==== Extrait ====

Référence : 2013 CF 36

[TRADUCTION FRANÇAISE CERTIFIÉE, NON RÉVISÉE]

Ottawa (Ontario), le 15 janvier 2013

En présence de monsieur le juge Rennie

 

 

ENTRE :

 

RASPER INNOCENT ATUTORNU

 

 

 

demandeur

 

et

 

 

 

LE MINISTRE DE LA CITOYENNETÉ ET DE L’IMMIGRATION

 

 

 

défendeur

 

 

 

 

 

   MOTIFS DU JUGEMENT ET JUGEMENT

 

[1]               Il s’agit d’une demande de contrôle judiciaire visant la décision, datée du 9 mars 2012, par laquelle un agent d’immigration a rejeté la demande de citoyenneté canadienne pour une enfant adoptée par un citoyen canadien. La demande de contrôle judiciaire est accueillie.

==== Données sources ====

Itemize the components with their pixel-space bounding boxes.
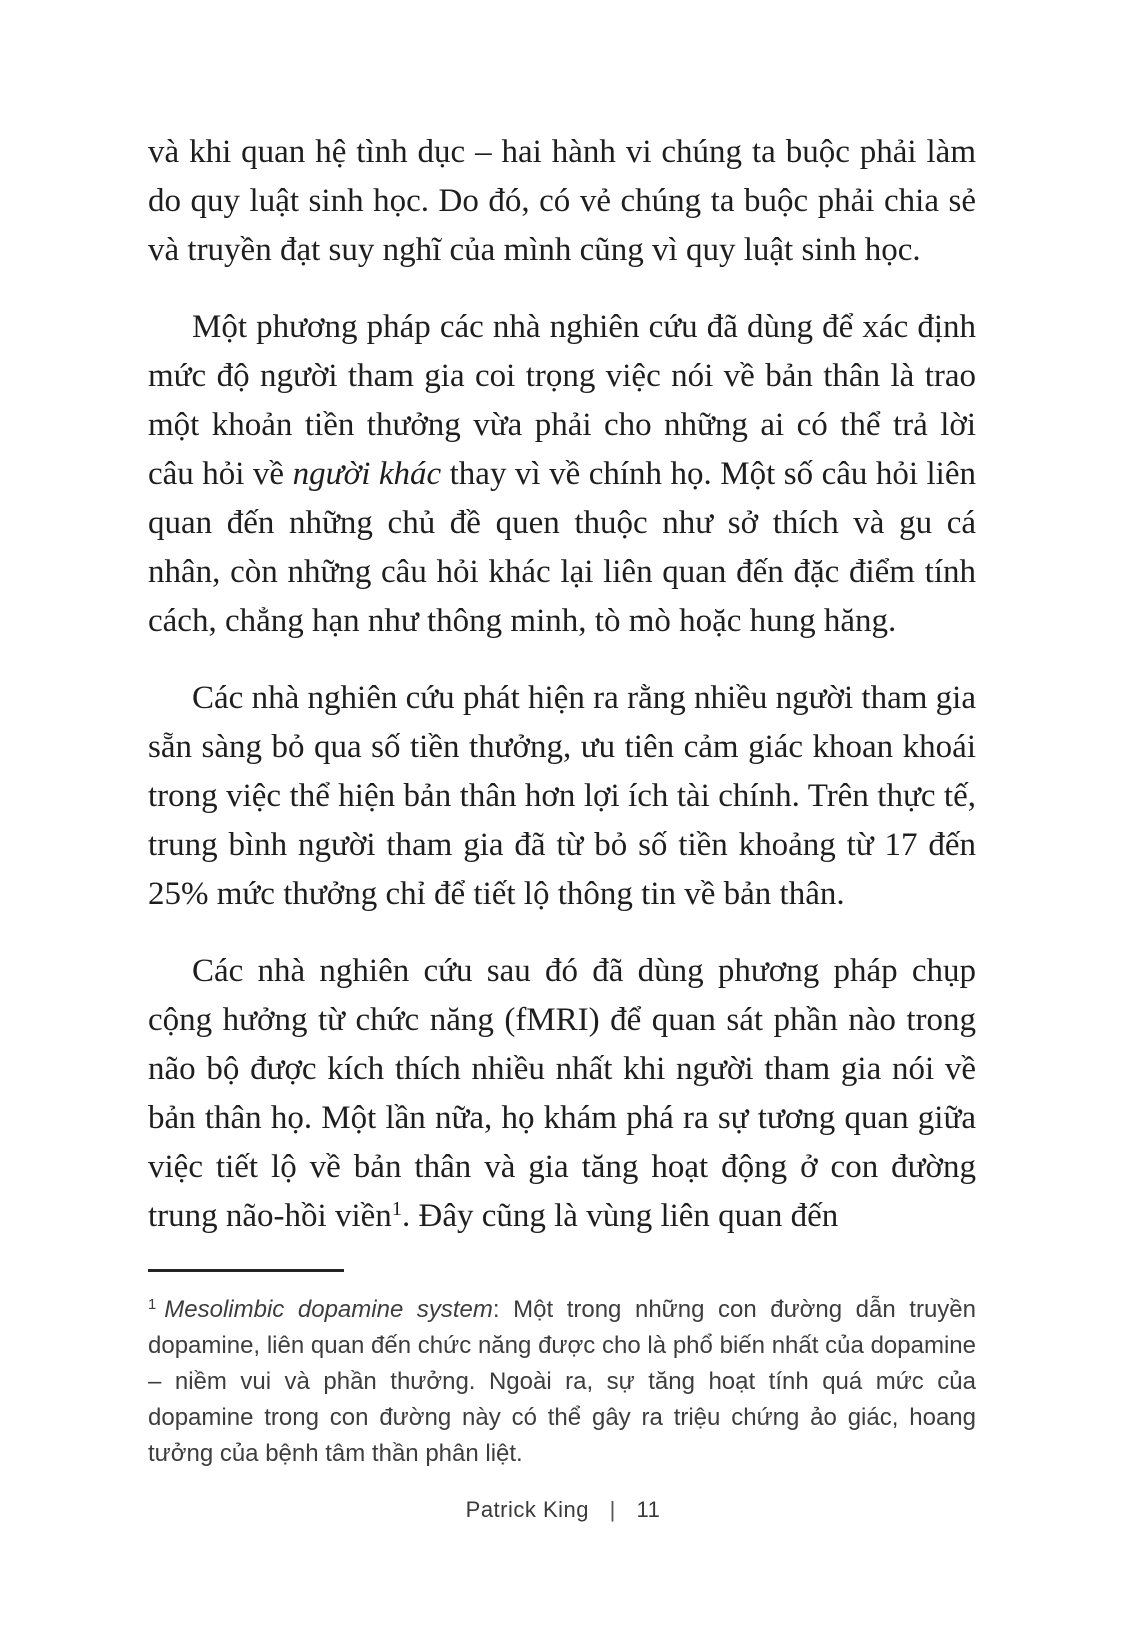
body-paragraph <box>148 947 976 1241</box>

====

- [Tâches à réaliser]
**1.** D'après l'extrait du jugement, de quand date la décision de l'agent d'immigration visée par la demande de contrôle judiciaire ?
**2.** Poursuivez l'extrait du jugement sur la demande de citoyenneté après sa dernière phrase.

- [Réponses par tâche]
**1.** Elle date du 9 mars 2012.

**2.**
 

Les faits

 

[2]               La demande de contrôle judiciaire porte sur Believe Nyuimedi Atutornu (Mme Atutornu), une ressortissante du Ghana âgée de 18 ans. Le demandeur est son oncle. Le demandeur est né au Ghana, a quitté ce pays en 1998 pour étudier en Belgique, puis est devenu citoyen canadien en 2006.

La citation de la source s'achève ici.